What you will do – Your task is to locate every line holding the string "Dollar" and to copy each of them.

[start Stored records]

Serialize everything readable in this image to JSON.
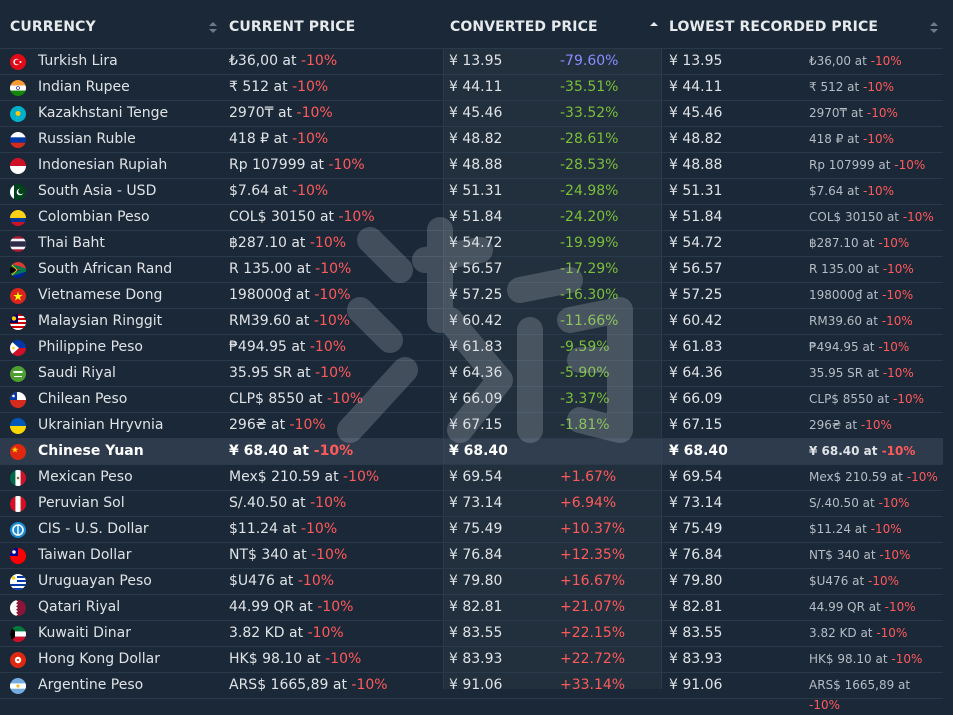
{
  "header": {
    "currency": "CURRENCY",
    "current_price": "CURRENT PRICE",
    "converted_price": "CONVERTED PRICE",
    "lowest_recorded_price": "LOWEST RECORDED PRICE"
  },
  "colors": {
    "background": "#1b2838",
    "discount_red": "#ff5a5a",
    "negative_green": "#7bbf3a",
    "best_blue": "#8a8cff"
  },
  "rows": [
    {
      "flag": "turkey-flag-icon",
      "currency": "Turkish Lira",
      "price": "₺36,00 at ",
      "disc": "-10%",
      "conv": "¥ 13.95",
      "pct": "-79.60%",
      "low": "¥ 13.95",
      "low_price": "₺36,00 at ",
      "low_disc": "-10%"
    },
    {
      "flag": "india-flag-icon",
      "currency": "Indian Rupee",
      "price": "₹ 512 at ",
      "disc": "-10%",
      "conv": "¥ 44.11",
      "pct": "-35.51%",
      "low": "¥ 44.11",
      "low_price": "₹ 512 at ",
      "low_disc": "-10%"
    },
    {
      "flag": "kazakhstan-flag-icon",
      "currency": "Kazakhstani Tenge",
      "price": "2970₸ at ",
      "disc": "-10%",
      "conv": "¥ 45.46",
      "pct": "-33.52%",
      "low": "¥ 45.46",
      "low_price": "2970₸ at ",
      "low_disc": "-10%"
    },
    {
      "flag": "russia-flag-icon",
      "currency": "Russian Ruble",
      "price": "418 ₽ at ",
      "disc": "-10%",
      "conv": "¥ 48.82",
      "pct": "-28.61%",
      "low": "¥ 48.82",
      "low_price": "418 ₽ at ",
      "low_disc": "-10%"
    },
    {
      "flag": "indonesia-flag-icon",
      "currency": "Indonesian Rupiah",
      "price": "Rp 107999 at ",
      "disc": "-10%",
      "conv": "¥ 48.88",
      "pct": "-28.53%",
      "low": "¥ 48.88",
      "low_price": "Rp 107999 at ",
      "low_disc": "-10%"
    },
    {
      "flag": "pakistan-flag-icon",
      "currency": "South Asia - USD",
      "price": "$7.64 at ",
      "disc": "-10%",
      "conv": "¥ 51.31",
      "pct": "-24.98%",
      "low": "¥ 51.31",
      "low_price": "$7.64 at ",
      "low_disc": "-10%"
    },
    {
      "flag": "colombia-flag-icon",
      "currency": "Colombian Peso",
      "price": "COL$ 30150 at ",
      "disc": "-10%",
      "conv": "¥ 51.84",
      "pct": "-24.20%",
      "low": "¥ 51.84",
      "low_price": "COL$ 30150 at ",
      "low_disc": "-10%"
    },
    {
      "flag": "thailand-flag-icon",
      "currency": "Thai Baht",
      "price": "฿287.10 at ",
      "disc": "-10%",
      "conv": "¥ 54.72",
      "pct": "-19.99%",
      "low": "¥ 54.72",
      "low_price": "฿287.10 at ",
      "low_disc": "-10%"
    },
    {
      "flag": "south-africa-flag-icon",
      "currency": "South African Rand",
      "price": "R 135.00 at ",
      "disc": "-10%",
      "conv": "¥ 56.57",
      "pct": "-17.29%",
      "low": "¥ 56.57",
      "low_price": "R 135.00 at ",
      "low_disc": "-10%"
    },
    {
      "flag": "vietnam-flag-icon",
      "currency": "Vietnamese Dong",
      "price": "198000₫ at ",
      "disc": "-10%",
      "conv": "¥ 57.25",
      "pct": "-16.30%",
      "low": "¥ 57.25",
      "low_price": "198000₫ at ",
      "low_disc": "-10%"
    },
    {
      "flag": "malaysia-flag-icon",
      "currency": "Malaysian Ringgit",
      "price": "RM39.60 at ",
      "disc": "-10%",
      "conv": "¥ 60.42",
      "pct": "-11.66%",
      "low": "¥ 60.42",
      "low_price": "RM39.60 at ",
      "low_disc": "-10%"
    },
    {
      "flag": "philippines-flag-icon",
      "currency": "Philippine Peso",
      "price": "₱494.95 at ",
      "disc": "-10%",
      "conv": "¥ 61.83",
      "pct": "-9.59%",
      "low": "¥ 61.83",
      "low_price": "₱494.95 at ",
      "low_disc": "-10%"
    },
    {
      "flag": "saudi-arabia-flag-icon",
      "currency": "Saudi Riyal",
      "price": "35.95 SR at ",
      "disc": "-10%",
      "conv": "¥ 64.36",
      "pct": "-5.90%",
      "low": "¥ 64.36",
      "low_price": "35.95 SR at ",
      "low_disc": "-10%"
    },
    {
      "flag": "chile-flag-icon",
      "currency": "Chilean Peso",
      "price": "CLP$ 8550 at ",
      "disc": "-10%",
      "conv": "¥ 66.09",
      "pct": "-3.37%",
      "low": "¥ 66.09",
      "low_price": "CLP$ 8550 at ",
      "low_disc": "-10%"
    },
    {
      "flag": "ukraine-flag-icon",
      "currency": "Ukrainian Hryvnia",
      "price": "296₴ at ",
      "disc": "-10%",
      "conv": "¥ 67.15",
      "pct": "-1.81%",
      "low": "¥ 67.15",
      "low_price": "296₴ at ",
      "low_disc": "-10%"
    },
    {
      "flag": "china-flag-icon",
      "currency": "Chinese Yuan",
      "price": "¥ 68.40 at ",
      "disc": "-10%",
      "conv": "¥ 68.40",
      "pct": "",
      "low": "¥ 68.40",
      "low_price": "¥ 68.40 at ",
      "low_disc": "-10%",
      "highlight": true
    },
    {
      "flag": "mexico-flag-icon",
      "currency": "Mexican Peso",
      "price": "Mex$ 210.59 at ",
      "disc": "-10%",
      "conv": "¥ 69.54",
      "pct": "+1.67%",
      "low": "¥ 69.54",
      "low_price": "Mex$ 210.59 at ",
      "low_disc": "-10%"
    },
    {
      "flag": "peru-flag-icon",
      "currency": "Peruvian Sol",
      "price": "S/.40.50 at ",
      "disc": "-10%",
      "conv": "¥ 73.14",
      "pct": "+6.94%",
      "low": "¥ 73.14",
      "low_price": "S/.40.50 at ",
      "low_disc": "-10%"
    },
    {
      "flag": "cis-flag-icon",
      "currency": "CIS - U.S. Dollar",
      "price": "$11.24 at ",
      "disc": "-10%",
      "conv": "¥ 75.49",
      "pct": "+10.37%",
      "low": "¥ 75.49",
      "low_price": "$11.24 at ",
      "low_disc": "-10%"
    },
    {
      "flag": "taiwan-flag-icon",
      "currency": "Taiwan Dollar",
      "price": "NT$ 340 at ",
      "disc": "-10%",
      "conv": "¥ 76.84",
      "pct": "+12.35%",
      "low": "¥ 76.84",
      "low_price": "NT$ 340 at ",
      "low_disc": "-10%"
    },
    {
      "flag": "uruguay-flag-icon",
      "currency": "Uruguayan Peso",
      "price": "$U476 at ",
      "disc": "-10%",
      "conv": "¥ 79.80",
      "pct": "+16.67%",
      "low": "¥ 79.80",
      "low_price": "$U476 at ",
      "low_disc": "-10%"
    },
    {
      "flag": "qatar-flag-icon",
      "currency": "Qatari Riyal",
      "price": "44.99 QR at ",
      "disc": "-10%",
      "conv": "¥ 82.81",
      "pct": "+21.07%",
      "low": "¥ 82.81",
      "low_price": "44.99 QR at ",
      "low_disc": "-10%"
    },
    {
      "flag": "kuwait-flag-icon",
      "currency": "Kuwaiti Dinar",
      "price": "3.82 KD at ",
      "disc": "-10%",
      "conv": "¥ 83.55",
      "pct": "+22.15%",
      "low": "¥ 83.55",
      "low_price": "3.82 KD at ",
      "low_disc": "-10%"
    },
    {
      "flag": "hong-kong-flag-icon",
      "currency": "Hong Kong Dollar",
      "price": "HK$ 98.10 at ",
      "disc": "-10%",
      "conv": "¥ 83.93",
      "pct": "+22.72%",
      "low": "¥ 83.93",
      "low_price": "HK$ 98.10 at ",
      "low_disc": "-10%"
    },
    {
      "flag": "argentina-flag-icon",
      "currency": "Argentine Peso",
      "price": "ARS$ 1665,89 at ",
      "disc": "-10%",
      "conv": "¥ 91.06",
      "pct": "+33.14%",
      "low": "¥ 91.06",
      "low_price": "ARS$ 1665,89 at ",
      "low_disc": "-10%"
    }
  ]
}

[end Stored records]

Result of this exercise –
      "currency": "CIS - U.S. Dollar",
      "currency": "Taiwan Dollar",
      "currency": "Hong Kong Dollar",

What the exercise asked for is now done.